Task to carry out:
Leave out the pictures and copy everything else in the entries exactly.

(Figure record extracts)
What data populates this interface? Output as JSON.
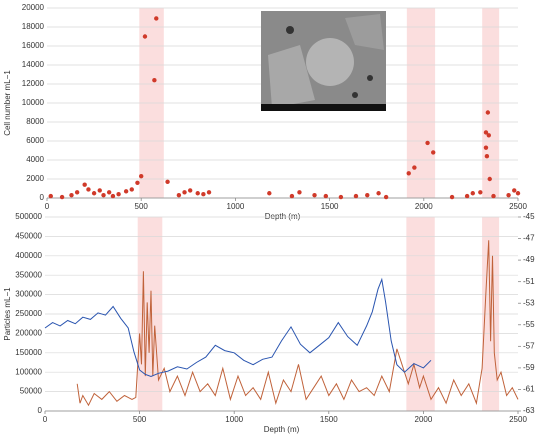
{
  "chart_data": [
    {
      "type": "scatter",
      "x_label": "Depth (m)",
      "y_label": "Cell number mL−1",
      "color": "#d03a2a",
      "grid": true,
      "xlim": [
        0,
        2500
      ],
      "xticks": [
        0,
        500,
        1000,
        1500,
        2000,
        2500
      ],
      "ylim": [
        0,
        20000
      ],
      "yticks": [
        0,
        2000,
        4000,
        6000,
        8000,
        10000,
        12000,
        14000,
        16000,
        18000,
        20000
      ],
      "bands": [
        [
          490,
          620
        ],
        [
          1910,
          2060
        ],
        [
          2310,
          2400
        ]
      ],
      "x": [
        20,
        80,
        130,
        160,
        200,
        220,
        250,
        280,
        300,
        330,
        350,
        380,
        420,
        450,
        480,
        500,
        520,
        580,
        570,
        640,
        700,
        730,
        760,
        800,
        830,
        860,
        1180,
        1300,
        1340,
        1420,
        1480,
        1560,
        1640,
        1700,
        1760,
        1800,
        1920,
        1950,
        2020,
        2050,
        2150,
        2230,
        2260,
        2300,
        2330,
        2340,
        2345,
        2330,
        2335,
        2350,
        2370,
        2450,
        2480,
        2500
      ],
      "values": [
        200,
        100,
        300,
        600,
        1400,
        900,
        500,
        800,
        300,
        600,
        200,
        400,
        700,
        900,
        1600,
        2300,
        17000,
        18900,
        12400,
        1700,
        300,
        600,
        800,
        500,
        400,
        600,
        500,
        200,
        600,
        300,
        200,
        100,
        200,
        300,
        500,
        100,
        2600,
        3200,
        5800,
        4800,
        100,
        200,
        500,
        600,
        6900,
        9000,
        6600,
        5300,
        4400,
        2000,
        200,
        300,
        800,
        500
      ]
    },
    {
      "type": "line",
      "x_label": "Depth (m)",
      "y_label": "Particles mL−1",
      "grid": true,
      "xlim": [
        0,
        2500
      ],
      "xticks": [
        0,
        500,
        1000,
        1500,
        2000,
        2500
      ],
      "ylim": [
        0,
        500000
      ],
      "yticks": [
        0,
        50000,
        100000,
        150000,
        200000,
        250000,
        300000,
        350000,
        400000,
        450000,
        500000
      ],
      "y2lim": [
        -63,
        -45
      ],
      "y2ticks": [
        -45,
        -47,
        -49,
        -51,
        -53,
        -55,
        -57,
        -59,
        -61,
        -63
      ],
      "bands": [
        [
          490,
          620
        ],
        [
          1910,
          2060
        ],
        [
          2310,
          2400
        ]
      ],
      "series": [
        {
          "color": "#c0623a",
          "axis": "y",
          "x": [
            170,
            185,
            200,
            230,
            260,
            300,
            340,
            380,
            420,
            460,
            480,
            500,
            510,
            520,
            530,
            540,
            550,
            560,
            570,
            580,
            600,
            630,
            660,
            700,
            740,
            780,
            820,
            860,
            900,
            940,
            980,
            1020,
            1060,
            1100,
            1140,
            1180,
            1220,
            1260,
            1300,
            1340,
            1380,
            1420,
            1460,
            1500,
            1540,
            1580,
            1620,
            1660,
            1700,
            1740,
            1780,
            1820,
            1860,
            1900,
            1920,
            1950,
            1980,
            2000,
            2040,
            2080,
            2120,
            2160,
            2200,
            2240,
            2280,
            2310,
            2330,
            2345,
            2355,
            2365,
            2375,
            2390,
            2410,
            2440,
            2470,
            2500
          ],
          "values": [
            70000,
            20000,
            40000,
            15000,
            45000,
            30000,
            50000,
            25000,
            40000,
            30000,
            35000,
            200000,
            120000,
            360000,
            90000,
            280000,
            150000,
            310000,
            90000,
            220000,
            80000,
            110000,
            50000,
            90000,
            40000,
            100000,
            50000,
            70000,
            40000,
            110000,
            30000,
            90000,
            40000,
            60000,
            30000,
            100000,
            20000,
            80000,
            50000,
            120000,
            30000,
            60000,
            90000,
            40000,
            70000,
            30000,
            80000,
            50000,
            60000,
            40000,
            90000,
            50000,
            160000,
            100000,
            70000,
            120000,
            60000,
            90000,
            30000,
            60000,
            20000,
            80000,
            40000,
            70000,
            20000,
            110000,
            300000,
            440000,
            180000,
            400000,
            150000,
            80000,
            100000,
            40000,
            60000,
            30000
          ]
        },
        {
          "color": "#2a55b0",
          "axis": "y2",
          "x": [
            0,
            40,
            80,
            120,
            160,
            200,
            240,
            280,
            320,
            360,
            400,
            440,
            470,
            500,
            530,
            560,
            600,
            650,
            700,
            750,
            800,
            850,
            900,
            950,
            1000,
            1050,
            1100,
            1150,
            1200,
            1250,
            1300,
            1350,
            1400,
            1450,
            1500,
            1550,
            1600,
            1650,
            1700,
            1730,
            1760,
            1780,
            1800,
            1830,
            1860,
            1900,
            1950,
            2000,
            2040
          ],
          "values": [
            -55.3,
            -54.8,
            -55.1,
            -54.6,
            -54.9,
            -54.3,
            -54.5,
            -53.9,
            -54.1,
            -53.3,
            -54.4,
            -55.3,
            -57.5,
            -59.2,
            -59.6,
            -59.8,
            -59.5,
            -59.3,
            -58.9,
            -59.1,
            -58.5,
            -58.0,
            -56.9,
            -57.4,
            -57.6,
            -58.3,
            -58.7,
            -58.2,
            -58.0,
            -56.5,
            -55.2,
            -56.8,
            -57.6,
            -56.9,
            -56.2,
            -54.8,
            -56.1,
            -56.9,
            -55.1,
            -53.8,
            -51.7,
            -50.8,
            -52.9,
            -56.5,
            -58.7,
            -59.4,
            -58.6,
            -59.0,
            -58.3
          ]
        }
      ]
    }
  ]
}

Output of the task:
What data populates this interface? Output as JSON.
{
  "chart_data": [
    {
      "type": "scatter",
      "x_label": "Depth (m)",
      "y_label": "Cell number mL−1",
      "color": "#d03a2a",
      "grid": true,
      "xlim": [
        0,
        2500
      ],
      "xticks": [
        0,
        500,
        1000,
        1500,
        2000,
        2500
      ],
      "ylim": [
        0,
        20000
      ],
      "yticks": [
        0,
        2000,
        4000,
        6000,
        8000,
        10000,
        12000,
        14000,
        16000,
        18000,
        20000
      ],
      "bands": [
        [
          490,
          620
        ],
        [
          1910,
          2060
        ],
        [
          2310,
          2400
        ]
      ],
      "x": [
        20,
        80,
        130,
        160,
        200,
        220,
        250,
        280,
        300,
        330,
        350,
        380,
        420,
        450,
        480,
        500,
        520,
        580,
        570,
        640,
        700,
        730,
        760,
        800,
        830,
        860,
        1180,
        1300,
        1340,
        1420,
        1480,
        1560,
        1640,
        1700,
        1760,
        1800,
        1920,
        1950,
        2020,
        2050,
        2150,
        2230,
        2260,
        2300,
        2330,
        2340,
        2345,
        2330,
        2335,
        2350,
        2370,
        2450,
        2480,
        2500
      ],
      "values": [
        200,
        100,
        300,
        600,
        1400,
        900,
        500,
        800,
        300,
        600,
        200,
        400,
        700,
        900,
        1600,
        2300,
        17000,
        18900,
        12400,
        1700,
        300,
        600,
        800,
        500,
        400,
        600,
        500,
        200,
        600,
        300,
        200,
        100,
        200,
        300,
        500,
        100,
        2600,
        3200,
        5800,
        4800,
        100,
        200,
        500,
        600,
        6900,
        9000,
        6600,
        5300,
        4400,
        2000,
        200,
        300,
        800,
        500
      ]
    },
    {
      "type": "line",
      "x_label": "Depth (m)",
      "y_label": "Particles mL−1",
      "grid": true,
      "xlim": [
        0,
        2500
      ],
      "xticks": [
        0,
        500,
        1000,
        1500,
        2000,
        2500
      ],
      "ylim": [
        0,
        500000
      ],
      "yticks": [
        0,
        50000,
        100000,
        150000,
        200000,
        250000,
        300000,
        350000,
        400000,
        450000,
        500000
      ],
      "y2lim": [
        -63,
        -45
      ],
      "y2ticks": [
        -45,
        -47,
        -49,
        -51,
        -53,
        -55,
        -57,
        -59,
        -61,
        -63
      ],
      "bands": [
        [
          490,
          620
        ],
        [
          1910,
          2060
        ],
        [
          2310,
          2400
        ]
      ],
      "series": [
        {
          "color": "#c0623a",
          "axis": "y",
          "x": [
            170,
            185,
            200,
            230,
            260,
            300,
            340,
            380,
            420,
            460,
            480,
            500,
            510,
            520,
            530,
            540,
            550,
            560,
            570,
            580,
            600,
            630,
            660,
            700,
            740,
            780,
            820,
            860,
            900,
            940,
            980,
            1020,
            1060,
            1100,
            1140,
            1180,
            1220,
            1260,
            1300,
            1340,
            1380,
            1420,
            1460,
            1500,
            1540,
            1580,
            1620,
            1660,
            1700,
            1740,
            1780,
            1820,
            1860,
            1900,
            1920,
            1950,
            1980,
            2000,
            2040,
            2080,
            2120,
            2160,
            2200,
            2240,
            2280,
            2310,
            2330,
            2345,
            2355,
            2365,
            2375,
            2390,
            2410,
            2440,
            2470,
            2500
          ],
          "values": [
            70000,
            20000,
            40000,
            15000,
            45000,
            30000,
            50000,
            25000,
            40000,
            30000,
            35000,
            200000,
            120000,
            360000,
            90000,
            280000,
            150000,
            310000,
            90000,
            220000,
            80000,
            110000,
            50000,
            90000,
            40000,
            100000,
            50000,
            70000,
            40000,
            110000,
            30000,
            90000,
            40000,
            60000,
            30000,
            100000,
            20000,
            80000,
            50000,
            120000,
            30000,
            60000,
            90000,
            40000,
            70000,
            30000,
            80000,
            50000,
            60000,
            40000,
            90000,
            50000,
            160000,
            100000,
            70000,
            120000,
            60000,
            90000,
            30000,
            60000,
            20000,
            80000,
            40000,
            70000,
            20000,
            110000,
            300000,
            440000,
            180000,
            400000,
            150000,
            80000,
            100000,
            40000,
            60000,
            30000
          ]
        },
        {
          "color": "#2a55b0",
          "axis": "y2",
          "x": [
            0,
            40,
            80,
            120,
            160,
            200,
            240,
            280,
            320,
            360,
            400,
            440,
            470,
            500,
            530,
            560,
            600,
            650,
            700,
            750,
            800,
            850,
            900,
            950,
            1000,
            1050,
            1100,
            1150,
            1200,
            1250,
            1300,
            1350,
            1400,
            1450,
            1500,
            1550,
            1600,
            1650,
            1700,
            1730,
            1760,
            1780,
            1800,
            1830,
            1860,
            1900,
            1950,
            2000,
            2040
          ],
          "values": [
            -55.3,
            -54.8,
            -55.1,
            -54.6,
            -54.9,
            -54.3,
            -54.5,
            -53.9,
            -54.1,
            -53.3,
            -54.4,
            -55.3,
            -57.5,
            -59.2,
            -59.6,
            -59.8,
            -59.5,
            -59.3,
            -58.9,
            -59.1,
            -58.5,
            -58.0,
            -56.9,
            -57.4,
            -57.6,
            -58.3,
            -58.7,
            -58.2,
            -58.0,
            -56.5,
            -55.2,
            -56.8,
            -57.6,
            -56.9,
            -56.2,
            -54.8,
            -56.1,
            -56.9,
            -55.1,
            -53.8,
            -51.7,
            -50.8,
            -52.9,
            -56.5,
            -58.7,
            -59.4,
            -58.6,
            -59.0,
            -58.3
          ]
        }
      ]
    }
  ]
}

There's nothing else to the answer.